What you will do: Locate all lines in the data below that hold "values" and show them.

Saved entries
[start]

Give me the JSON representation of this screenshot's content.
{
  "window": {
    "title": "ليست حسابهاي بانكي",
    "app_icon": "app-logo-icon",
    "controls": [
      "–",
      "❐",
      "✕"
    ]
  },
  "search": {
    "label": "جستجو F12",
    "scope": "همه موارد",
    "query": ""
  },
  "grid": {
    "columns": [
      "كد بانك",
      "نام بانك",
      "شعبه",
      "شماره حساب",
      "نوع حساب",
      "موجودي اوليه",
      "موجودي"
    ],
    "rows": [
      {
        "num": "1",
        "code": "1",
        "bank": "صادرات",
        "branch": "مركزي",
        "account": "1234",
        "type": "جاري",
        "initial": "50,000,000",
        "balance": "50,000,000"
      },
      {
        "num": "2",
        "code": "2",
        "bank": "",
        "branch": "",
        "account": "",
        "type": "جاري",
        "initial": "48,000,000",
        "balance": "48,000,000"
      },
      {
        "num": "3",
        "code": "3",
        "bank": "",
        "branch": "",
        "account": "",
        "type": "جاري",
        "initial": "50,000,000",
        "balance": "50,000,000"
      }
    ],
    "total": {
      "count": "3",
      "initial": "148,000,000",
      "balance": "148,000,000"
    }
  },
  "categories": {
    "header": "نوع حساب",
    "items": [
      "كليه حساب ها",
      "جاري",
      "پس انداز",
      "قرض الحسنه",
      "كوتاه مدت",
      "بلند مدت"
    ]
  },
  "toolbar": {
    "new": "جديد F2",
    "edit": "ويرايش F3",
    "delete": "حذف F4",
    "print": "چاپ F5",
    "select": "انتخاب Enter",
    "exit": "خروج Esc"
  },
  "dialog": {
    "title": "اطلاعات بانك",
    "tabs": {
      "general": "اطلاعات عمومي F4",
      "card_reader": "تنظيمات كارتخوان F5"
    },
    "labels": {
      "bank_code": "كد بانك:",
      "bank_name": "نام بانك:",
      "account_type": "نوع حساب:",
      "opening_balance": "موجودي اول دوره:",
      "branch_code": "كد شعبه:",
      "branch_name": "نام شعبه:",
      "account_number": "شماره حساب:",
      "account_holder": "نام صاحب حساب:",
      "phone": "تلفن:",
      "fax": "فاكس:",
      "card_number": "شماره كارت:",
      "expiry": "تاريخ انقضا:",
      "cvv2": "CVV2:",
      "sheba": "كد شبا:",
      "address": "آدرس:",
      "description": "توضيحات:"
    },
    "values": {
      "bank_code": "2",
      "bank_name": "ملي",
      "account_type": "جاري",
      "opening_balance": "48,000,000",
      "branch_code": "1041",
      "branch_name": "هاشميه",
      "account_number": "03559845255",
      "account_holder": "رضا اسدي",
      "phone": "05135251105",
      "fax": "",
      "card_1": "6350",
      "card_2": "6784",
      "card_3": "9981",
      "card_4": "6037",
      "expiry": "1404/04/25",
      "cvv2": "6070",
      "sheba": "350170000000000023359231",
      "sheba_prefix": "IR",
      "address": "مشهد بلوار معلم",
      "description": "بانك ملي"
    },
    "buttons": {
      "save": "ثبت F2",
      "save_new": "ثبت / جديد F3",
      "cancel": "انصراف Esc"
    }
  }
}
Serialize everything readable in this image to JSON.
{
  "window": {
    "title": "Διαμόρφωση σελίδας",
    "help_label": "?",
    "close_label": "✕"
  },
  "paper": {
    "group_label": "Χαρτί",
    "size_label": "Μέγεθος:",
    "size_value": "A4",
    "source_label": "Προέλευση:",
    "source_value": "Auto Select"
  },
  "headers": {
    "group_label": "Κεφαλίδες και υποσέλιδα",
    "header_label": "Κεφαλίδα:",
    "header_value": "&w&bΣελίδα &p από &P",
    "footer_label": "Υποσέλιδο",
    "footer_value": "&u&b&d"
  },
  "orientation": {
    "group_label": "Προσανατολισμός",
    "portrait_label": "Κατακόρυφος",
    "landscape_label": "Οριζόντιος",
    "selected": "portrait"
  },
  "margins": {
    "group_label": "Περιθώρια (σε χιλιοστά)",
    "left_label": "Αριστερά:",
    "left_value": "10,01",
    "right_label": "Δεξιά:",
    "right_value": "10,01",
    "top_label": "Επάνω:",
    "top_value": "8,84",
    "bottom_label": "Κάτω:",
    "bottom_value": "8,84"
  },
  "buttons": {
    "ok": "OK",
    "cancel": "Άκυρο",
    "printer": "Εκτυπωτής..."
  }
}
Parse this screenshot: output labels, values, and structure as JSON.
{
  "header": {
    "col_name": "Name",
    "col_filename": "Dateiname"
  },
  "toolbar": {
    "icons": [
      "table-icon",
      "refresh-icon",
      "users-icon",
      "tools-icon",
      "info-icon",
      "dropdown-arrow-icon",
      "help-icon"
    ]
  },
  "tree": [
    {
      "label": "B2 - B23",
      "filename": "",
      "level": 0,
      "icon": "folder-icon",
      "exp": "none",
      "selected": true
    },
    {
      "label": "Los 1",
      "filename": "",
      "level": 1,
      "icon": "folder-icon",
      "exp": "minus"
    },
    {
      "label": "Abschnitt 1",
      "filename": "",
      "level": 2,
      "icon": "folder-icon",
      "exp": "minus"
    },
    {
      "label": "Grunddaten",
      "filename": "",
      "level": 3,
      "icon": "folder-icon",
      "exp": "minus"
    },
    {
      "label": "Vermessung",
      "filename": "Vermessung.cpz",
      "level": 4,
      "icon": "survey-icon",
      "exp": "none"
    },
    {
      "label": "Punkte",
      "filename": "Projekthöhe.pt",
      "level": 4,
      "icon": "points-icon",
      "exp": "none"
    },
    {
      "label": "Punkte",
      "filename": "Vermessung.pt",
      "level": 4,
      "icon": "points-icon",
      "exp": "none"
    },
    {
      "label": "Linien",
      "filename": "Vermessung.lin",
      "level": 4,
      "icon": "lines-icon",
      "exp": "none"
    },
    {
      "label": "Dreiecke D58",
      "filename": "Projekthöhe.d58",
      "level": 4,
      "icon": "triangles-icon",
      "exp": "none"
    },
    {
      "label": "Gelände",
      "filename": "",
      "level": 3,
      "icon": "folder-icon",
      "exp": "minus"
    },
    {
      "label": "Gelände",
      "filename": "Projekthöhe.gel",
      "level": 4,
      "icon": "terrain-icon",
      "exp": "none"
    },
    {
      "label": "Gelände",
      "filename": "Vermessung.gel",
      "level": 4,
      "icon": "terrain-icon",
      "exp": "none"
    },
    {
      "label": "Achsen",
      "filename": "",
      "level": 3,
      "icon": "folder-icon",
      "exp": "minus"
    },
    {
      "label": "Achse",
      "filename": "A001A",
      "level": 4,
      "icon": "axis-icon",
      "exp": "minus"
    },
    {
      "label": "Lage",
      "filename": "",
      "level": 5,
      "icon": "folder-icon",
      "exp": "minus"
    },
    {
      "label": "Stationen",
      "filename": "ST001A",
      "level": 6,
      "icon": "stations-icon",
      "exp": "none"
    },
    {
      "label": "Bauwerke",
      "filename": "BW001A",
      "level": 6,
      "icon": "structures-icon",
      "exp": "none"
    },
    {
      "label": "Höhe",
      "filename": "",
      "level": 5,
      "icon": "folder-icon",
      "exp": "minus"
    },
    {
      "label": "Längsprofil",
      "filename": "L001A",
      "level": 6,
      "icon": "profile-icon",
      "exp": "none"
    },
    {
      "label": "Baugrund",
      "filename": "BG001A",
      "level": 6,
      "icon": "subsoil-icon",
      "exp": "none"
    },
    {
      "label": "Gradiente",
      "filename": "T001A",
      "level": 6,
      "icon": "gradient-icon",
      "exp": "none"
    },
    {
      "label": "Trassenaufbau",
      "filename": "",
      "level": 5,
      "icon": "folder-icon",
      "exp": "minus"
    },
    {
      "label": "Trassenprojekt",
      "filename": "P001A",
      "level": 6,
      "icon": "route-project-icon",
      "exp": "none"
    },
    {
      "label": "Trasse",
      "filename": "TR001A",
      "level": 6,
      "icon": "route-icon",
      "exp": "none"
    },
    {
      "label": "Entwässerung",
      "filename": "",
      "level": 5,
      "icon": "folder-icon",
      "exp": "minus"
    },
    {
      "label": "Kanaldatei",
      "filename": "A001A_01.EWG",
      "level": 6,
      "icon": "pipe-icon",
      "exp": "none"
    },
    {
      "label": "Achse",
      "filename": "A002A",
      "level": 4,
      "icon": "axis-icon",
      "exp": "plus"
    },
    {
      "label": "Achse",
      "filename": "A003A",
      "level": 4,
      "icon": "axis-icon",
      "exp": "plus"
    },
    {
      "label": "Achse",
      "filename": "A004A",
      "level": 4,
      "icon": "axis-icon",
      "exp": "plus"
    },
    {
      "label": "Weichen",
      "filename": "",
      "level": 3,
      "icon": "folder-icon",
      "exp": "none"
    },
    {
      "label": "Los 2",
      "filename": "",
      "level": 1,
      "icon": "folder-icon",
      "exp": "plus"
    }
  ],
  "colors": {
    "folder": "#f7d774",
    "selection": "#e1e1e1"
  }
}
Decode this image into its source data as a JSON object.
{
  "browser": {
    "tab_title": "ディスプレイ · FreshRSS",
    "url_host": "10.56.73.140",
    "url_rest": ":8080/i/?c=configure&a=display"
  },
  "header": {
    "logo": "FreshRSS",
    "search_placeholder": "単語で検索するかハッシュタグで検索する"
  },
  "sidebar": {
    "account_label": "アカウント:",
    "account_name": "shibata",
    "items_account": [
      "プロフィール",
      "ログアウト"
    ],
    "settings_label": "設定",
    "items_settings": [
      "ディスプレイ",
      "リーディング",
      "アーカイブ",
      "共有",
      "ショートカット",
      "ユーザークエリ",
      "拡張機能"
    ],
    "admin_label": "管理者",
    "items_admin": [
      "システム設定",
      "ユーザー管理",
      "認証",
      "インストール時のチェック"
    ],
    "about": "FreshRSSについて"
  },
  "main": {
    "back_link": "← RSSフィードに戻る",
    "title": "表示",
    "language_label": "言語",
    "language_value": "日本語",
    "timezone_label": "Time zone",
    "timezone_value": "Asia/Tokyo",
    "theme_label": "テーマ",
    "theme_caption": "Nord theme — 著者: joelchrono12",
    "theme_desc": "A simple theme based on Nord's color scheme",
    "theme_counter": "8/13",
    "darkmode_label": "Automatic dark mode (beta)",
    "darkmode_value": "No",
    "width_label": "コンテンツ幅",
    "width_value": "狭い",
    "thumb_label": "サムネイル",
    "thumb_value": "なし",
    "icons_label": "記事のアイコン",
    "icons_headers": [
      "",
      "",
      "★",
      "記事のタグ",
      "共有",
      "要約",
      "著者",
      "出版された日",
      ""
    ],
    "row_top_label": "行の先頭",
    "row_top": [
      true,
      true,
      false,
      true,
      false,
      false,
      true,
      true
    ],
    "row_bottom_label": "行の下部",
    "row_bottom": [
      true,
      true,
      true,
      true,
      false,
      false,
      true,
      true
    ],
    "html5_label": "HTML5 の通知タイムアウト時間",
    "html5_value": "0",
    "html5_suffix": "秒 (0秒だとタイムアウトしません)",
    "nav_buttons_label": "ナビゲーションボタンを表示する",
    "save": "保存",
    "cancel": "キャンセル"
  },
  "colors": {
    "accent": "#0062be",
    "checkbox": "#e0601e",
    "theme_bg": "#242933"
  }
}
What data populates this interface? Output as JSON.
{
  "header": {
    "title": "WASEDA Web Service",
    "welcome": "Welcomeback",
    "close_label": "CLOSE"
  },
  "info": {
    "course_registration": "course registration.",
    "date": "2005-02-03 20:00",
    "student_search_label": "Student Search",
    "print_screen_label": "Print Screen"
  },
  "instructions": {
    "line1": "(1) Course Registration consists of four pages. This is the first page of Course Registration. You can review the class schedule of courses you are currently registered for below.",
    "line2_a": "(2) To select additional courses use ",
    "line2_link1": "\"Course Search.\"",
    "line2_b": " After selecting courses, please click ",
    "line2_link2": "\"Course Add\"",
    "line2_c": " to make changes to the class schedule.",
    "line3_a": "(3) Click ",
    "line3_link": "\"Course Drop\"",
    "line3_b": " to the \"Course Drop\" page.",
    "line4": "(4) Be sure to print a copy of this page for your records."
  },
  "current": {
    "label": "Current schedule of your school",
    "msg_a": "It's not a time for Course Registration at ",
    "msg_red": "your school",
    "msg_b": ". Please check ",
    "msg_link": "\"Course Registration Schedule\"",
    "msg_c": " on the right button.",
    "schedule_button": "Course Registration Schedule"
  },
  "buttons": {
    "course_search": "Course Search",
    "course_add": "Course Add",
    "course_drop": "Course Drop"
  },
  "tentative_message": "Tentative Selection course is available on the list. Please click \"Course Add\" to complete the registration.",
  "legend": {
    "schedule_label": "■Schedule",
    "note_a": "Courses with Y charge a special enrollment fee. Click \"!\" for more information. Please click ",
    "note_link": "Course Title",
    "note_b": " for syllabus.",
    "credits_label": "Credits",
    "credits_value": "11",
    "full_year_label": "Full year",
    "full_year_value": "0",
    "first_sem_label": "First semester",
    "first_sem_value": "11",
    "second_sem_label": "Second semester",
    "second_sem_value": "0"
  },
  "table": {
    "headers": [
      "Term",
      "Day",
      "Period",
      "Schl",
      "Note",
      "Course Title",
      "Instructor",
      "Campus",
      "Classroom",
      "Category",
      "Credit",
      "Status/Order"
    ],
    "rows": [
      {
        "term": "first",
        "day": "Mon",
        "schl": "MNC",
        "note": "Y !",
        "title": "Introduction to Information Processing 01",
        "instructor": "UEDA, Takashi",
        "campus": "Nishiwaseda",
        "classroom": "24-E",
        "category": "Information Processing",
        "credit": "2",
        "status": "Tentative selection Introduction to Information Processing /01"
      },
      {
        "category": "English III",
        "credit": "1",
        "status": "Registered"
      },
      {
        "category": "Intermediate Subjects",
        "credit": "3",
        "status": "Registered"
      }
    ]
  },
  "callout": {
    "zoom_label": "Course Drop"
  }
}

[end]

Finished task:
    "values": {
Parse this screenshot: output labels, values, and structure as JSON.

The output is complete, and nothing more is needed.